Provided information —
****

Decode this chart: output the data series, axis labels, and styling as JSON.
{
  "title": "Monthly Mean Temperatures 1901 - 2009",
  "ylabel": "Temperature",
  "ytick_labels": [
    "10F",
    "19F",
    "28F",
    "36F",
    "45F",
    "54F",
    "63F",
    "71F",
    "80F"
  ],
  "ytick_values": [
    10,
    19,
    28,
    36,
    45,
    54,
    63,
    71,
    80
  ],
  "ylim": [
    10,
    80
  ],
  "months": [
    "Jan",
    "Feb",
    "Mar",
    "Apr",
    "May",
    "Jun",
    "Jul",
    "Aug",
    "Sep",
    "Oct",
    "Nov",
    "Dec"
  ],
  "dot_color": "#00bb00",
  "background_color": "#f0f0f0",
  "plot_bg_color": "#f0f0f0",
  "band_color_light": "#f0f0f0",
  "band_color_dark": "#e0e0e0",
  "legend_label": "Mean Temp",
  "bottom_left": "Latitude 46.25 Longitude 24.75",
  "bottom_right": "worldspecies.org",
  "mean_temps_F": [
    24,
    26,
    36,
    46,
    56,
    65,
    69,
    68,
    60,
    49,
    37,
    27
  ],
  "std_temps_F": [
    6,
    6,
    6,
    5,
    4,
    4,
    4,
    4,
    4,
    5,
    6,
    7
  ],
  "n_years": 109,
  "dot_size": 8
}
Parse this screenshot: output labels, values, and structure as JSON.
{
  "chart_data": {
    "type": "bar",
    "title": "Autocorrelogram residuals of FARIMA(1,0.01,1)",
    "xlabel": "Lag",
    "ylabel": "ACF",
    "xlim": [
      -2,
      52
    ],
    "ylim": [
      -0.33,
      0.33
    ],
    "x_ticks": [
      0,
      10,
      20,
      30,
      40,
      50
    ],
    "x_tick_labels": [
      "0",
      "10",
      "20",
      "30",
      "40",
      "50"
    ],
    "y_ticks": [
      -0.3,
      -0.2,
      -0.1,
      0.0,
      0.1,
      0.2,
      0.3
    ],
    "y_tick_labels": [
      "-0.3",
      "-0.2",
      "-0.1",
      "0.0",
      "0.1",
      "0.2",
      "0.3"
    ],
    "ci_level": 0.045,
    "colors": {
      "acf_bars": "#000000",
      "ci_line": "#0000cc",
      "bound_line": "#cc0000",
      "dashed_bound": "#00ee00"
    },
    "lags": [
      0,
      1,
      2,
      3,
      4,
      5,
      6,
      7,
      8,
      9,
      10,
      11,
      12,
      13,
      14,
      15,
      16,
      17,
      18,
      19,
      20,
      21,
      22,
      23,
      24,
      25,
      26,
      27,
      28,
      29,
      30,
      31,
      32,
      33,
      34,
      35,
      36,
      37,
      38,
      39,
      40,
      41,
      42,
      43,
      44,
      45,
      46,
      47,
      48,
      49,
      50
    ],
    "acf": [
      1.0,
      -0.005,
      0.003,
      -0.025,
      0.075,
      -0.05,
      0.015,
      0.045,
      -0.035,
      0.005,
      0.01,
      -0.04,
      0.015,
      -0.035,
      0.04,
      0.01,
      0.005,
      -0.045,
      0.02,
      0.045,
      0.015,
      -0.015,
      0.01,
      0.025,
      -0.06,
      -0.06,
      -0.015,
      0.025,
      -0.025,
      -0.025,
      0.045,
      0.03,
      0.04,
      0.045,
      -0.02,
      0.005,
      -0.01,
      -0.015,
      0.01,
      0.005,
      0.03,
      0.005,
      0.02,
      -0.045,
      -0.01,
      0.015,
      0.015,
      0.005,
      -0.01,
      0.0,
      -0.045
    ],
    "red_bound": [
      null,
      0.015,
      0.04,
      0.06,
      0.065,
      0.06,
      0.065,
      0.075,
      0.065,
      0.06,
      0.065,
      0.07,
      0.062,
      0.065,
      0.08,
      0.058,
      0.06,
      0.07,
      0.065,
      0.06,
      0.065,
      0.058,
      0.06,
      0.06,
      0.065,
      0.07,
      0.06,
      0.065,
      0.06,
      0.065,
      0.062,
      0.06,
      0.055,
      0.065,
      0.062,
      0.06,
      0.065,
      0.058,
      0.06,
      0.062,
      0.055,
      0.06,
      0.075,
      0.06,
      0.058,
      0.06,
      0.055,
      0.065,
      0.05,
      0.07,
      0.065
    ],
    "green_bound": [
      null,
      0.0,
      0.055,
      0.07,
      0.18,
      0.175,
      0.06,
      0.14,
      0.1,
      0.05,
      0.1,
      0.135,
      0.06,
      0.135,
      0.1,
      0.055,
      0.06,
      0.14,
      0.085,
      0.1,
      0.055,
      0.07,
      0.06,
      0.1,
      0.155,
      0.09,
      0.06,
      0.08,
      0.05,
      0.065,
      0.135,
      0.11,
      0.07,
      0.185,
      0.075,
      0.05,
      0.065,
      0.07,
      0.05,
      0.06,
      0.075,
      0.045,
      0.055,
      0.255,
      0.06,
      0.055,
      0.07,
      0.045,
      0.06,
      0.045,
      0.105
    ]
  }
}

****

What the task requires — Reproduce the entries above exactly.

Solution —
Decode this chart: output the data series, axis labels, and styling as JSON.
{
  "title": "Monthly Mean Temperatures 1901 - 2009",
  "ylabel": "Temperature",
  "ytick_labels": [
    "10F",
    "19F",
    "28F",
    "36F",
    "45F",
    "54F",
    "63F",
    "71F",
    "80F"
  ],
  "ytick_values": [
    10,
    19,
    28,
    36,
    45,
    54,
    63,
    71,
    80
  ],
  "ylim": [
    10,
    80
  ],
  "months": [
    "Jan",
    "Feb",
    "Mar",
    "Apr",
    "May",
    "Jun",
    "Jul",
    "Aug",
    "Sep",
    "Oct",
    "Nov",
    "Dec"
  ],
  "dot_color": "#00bb00",
  "background_color": "#f0f0f0",
  "plot_bg_color": "#f0f0f0",
  "band_color_light": "#f0f0f0",
  "band_color_dark": "#e0e0e0",
  "legend_label": "Mean Temp",
  "bottom_left": "Latitude 46.25 Longitude 24.75",
  "bottom_right": "worldspecies.org",
  "mean_temps_F": [
    24,
    26,
    36,
    46,
    56,
    65,
    69,
    68,
    60,
    49,
    37,
    27
  ],
  "std_temps_F": [
    6,
    6,
    6,
    5,
    4,
    4,
    4,
    4,
    4,
    5,
    6,
    7
  ],
  "n_years": 109,
  "dot_size": 8
}
Parse this screenshot: output labels, values, and structure as JSON.
{
  "chart_data": {
    "type": "bar",
    "title": "Autocorrelogram residuals of FARIMA(1,0.01,1)",
    "xlabel": "Lag",
    "ylabel": "ACF",
    "xlim": [
      -2,
      52
    ],
    "ylim": [
      -0.33,
      0.33
    ],
    "x_ticks": [
      0,
      10,
      20,
      30,
      40,
      50
    ],
    "x_tick_labels": [
      "0",
      "10",
      "20",
      "30",
      "40",
      "50"
    ],
    "y_ticks": [
      -0.3,
      -0.2,
      -0.1,
      0.0,
      0.1,
      0.2,
      0.3
    ],
    "y_tick_labels": [
      "-0.3",
      "-0.2",
      "-0.1",
      "0.0",
      "0.1",
      "0.2",
      "0.3"
    ],
    "ci_level": 0.045,
    "colors": {
      "acf_bars": "#000000",
      "ci_line": "#0000cc",
      "bound_line": "#cc0000",
      "dashed_bound": "#00ee00"
    },
    "lags": [
      0,
      1,
      2,
      3,
      4,
      5,
      6,
      7,
      8,
      9,
      10,
      11,
      12,
      13,
      14,
      15,
      16,
      17,
      18,
      19,
      20,
      21,
      22,
      23,
      24,
      25,
      26,
      27,
      28,
      29,
      30,
      31,
      32,
      33,
      34,
      35,
      36,
      37,
      38,
      39,
      40,
      41,
      42,
      43,
      44,
      45,
      46,
      47,
      48,
      49,
      50
    ],
    "acf": [
      1.0,
      -0.005,
      0.003,
      -0.025,
      0.075,
      -0.05,
      0.015,
      0.045,
      -0.035,
      0.005,
      0.01,
      -0.04,
      0.015,
      -0.035,
      0.04,
      0.01,
      0.005,
      -0.045,
      0.02,
      0.045,
      0.015,
      -0.015,
      0.01,
      0.025,
      -0.06,
      -0.06,
      -0.015,
      0.025,
      -0.025,
      -0.025,
      0.045,
      0.03,
      0.04,
      0.045,
      -0.02,
      0.005,
      -0.01,
      -0.015,
      0.01,
      0.005,
      0.03,
      0.005,
      0.02,
      -0.045,
      -0.01,
      0.015,
      0.015,
      0.005,
      -0.01,
      0.0,
      -0.045
    ],
    "red_bound": [
      null,
      0.015,
      0.04,
      0.06,
      0.065,
      0.06,
      0.065,
      0.075,
      0.065,
      0.06,
      0.065,
      0.07,
      0.062,
      0.065,
      0.08,
      0.058,
      0.06,
      0.07,
      0.065,
      0.06,
      0.065,
      0.058,
      0.06,
      0.06,
      0.065,
      0.07,
      0.06,
      0.065,
      0.06,
      0.065,
      0.062,
      0.06,
      0.055,
      0.065,
      0.062,
      0.06,
      0.065,
      0.058,
      0.06,
      0.062,
      0.055,
      0.06,
      0.075,
      0.06,
      0.058,
      0.06,
      0.055,
      0.065,
      0.05,
      0.07,
      0.065
    ],
    "green_bound": [
      null,
      0.0,
      0.055,
      0.07,
      0.18,
      0.175,
      0.06,
      0.14,
      0.1,
      0.05,
      0.1,
      0.135,
      0.06,
      0.135,
      0.1,
      0.055,
      0.06,
      0.14,
      0.085,
      0.1,
      0.055,
      0.07,
      0.06,
      0.1,
      0.155,
      0.09,
      0.06,
      0.08,
      0.05,
      0.065,
      0.135,
      0.11,
      0.07,
      0.185,
      0.075,
      0.05,
      0.065,
      0.07,
      0.05,
      0.06,
      0.075,
      0.045,
      0.055,
      0.255,
      0.06,
      0.055,
      0.07,
      0.045,
      0.06,
      0.045,
      0.105
    ]
  }
}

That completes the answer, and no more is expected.